**GIVEN PASSAGE**

--------------------------------------------------

Pre-draft measurables
| Height | Weight | Arm length | Hand span | 40-yard dash | 10-yard split | 20-yard split | Three-cone drill | Vertical jump | Broad jump |
| 6 ft 2+5⁄8 in (1.90 m) | 215 lb (98 kg) | 33+3⁄4 in (0.86 m) | 8+3⁄4 in (0.22 m) | 4.83 s | 1.71 s | 2.81 s | 7.27 s | 33.0 in (0.84 m) | 9 ft 3 in (2.82 m) |
All values from Pro Day

=== Los Angeles Rams ===
Winn was signed by the Los Angeles Rams as an undrafted free agent on May 1, 2023. He was waived by Los Angeles on August 29.

=== Edmonton Elks ===
On September 30, 2023, it was announced that Winn had signed with the Edmonton Elks. He spent time on the team's practice roster and was released on October 17.

===Los Angeles Rams (second stint)===
On November 1, 2023, Winn was signed to the Los Angeles Rams' practice squad. He was released by the team on November 7. Winn was re-signed to the Rams' practice squad on January 2, 2024. He signed a reserve/future contract with Los Angeles on January 15. Winn was waived as a part of preliminary roster cuts on August 25.

--------------------------------------------------

**DATA SHOWN**
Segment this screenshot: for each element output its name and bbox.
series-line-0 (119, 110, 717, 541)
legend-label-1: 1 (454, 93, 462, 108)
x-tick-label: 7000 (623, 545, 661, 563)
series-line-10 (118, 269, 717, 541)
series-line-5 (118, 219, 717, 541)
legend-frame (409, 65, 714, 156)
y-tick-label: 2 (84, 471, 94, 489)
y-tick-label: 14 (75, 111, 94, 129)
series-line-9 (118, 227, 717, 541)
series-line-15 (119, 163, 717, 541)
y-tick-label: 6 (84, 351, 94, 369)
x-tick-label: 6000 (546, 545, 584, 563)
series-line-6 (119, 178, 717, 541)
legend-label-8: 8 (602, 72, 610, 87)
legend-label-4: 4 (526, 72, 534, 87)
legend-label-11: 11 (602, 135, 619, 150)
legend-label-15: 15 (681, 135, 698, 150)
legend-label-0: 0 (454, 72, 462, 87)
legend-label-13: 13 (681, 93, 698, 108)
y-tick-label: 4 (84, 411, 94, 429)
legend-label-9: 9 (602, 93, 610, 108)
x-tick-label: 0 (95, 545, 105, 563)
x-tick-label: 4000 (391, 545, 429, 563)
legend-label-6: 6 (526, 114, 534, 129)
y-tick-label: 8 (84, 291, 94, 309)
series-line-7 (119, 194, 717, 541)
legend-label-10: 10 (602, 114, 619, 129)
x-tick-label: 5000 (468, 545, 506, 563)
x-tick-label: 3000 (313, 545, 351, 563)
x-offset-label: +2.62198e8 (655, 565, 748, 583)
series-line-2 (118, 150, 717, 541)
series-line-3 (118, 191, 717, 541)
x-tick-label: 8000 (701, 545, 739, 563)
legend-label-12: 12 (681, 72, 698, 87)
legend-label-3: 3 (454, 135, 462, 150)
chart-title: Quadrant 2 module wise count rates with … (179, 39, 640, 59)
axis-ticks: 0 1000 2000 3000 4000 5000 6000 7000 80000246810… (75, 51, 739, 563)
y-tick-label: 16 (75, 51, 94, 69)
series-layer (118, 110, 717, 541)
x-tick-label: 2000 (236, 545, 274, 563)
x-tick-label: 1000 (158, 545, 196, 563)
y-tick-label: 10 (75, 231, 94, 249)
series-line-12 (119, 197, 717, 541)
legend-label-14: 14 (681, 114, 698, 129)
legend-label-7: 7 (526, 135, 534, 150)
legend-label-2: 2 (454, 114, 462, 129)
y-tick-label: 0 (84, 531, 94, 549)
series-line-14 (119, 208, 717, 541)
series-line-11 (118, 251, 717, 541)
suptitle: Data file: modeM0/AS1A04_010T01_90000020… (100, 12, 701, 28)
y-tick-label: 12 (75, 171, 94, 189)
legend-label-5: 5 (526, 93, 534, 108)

--------------------------------------------------

**WORK ITEM**
Can you continue the passage above on Winn's professional football career, starting after its last sentence?

**YOUR RESPONSE**
===Memphis Showboats===
On March 3, 2025, Winn signed with the Memphis Showboats of the United Football League (UFL). Winn made his UFL debut in Week 5 against the Birmingham Stallions, almost 900 days since his last start in college. Winn lead the Showboats to their first win of the season completing 17-of-29 passes for 235 yards, including a 78-yard touchdown to wide receiver Dee Anderson. For his performance, he won the UFL Offensive Player of the Week.

===Los Angeles Rams (third stint)===
On June 25, 2025, Winn signed with the Los Angeles Rams. He was waived by the Rams on August 24.

===Montreal Alouettes===
On February 9, 2026, Winn signed with the Montreal Alouettes, but was an early training camp cut on May 13.

==UFL career statistics==

Year: Team; Games; Passing; Rushing
GP: GS; Record; Cmp; Att; Pct; Yds; Y/A; Lng; TD; Int; Rtg; Att; Yds; Avg; Lng; TD
2025: MEM; 5; 4; 1–3; 80; 138; 58.0; 834; 6.0; 78; 3; 4; 70.7; 13; 52; 4.0; 15; 1
Career: 5; 4; 1–3; 80; 138; 58.0; 834; 6.0; 78; 3; 4; 70.7; 13; 52; 4.0; 15; 1

== Personal life ==
After the NCAA began allowing student-athletes to be compensated for the use of their Name, Image and Likeness (NIL) in 2021, Winn became the first collegiate athlete to endorse a political candidate when he endorsed Colin Johnson, a family friend, in the election for District Attorney of Tennessee's 27th Judicial District.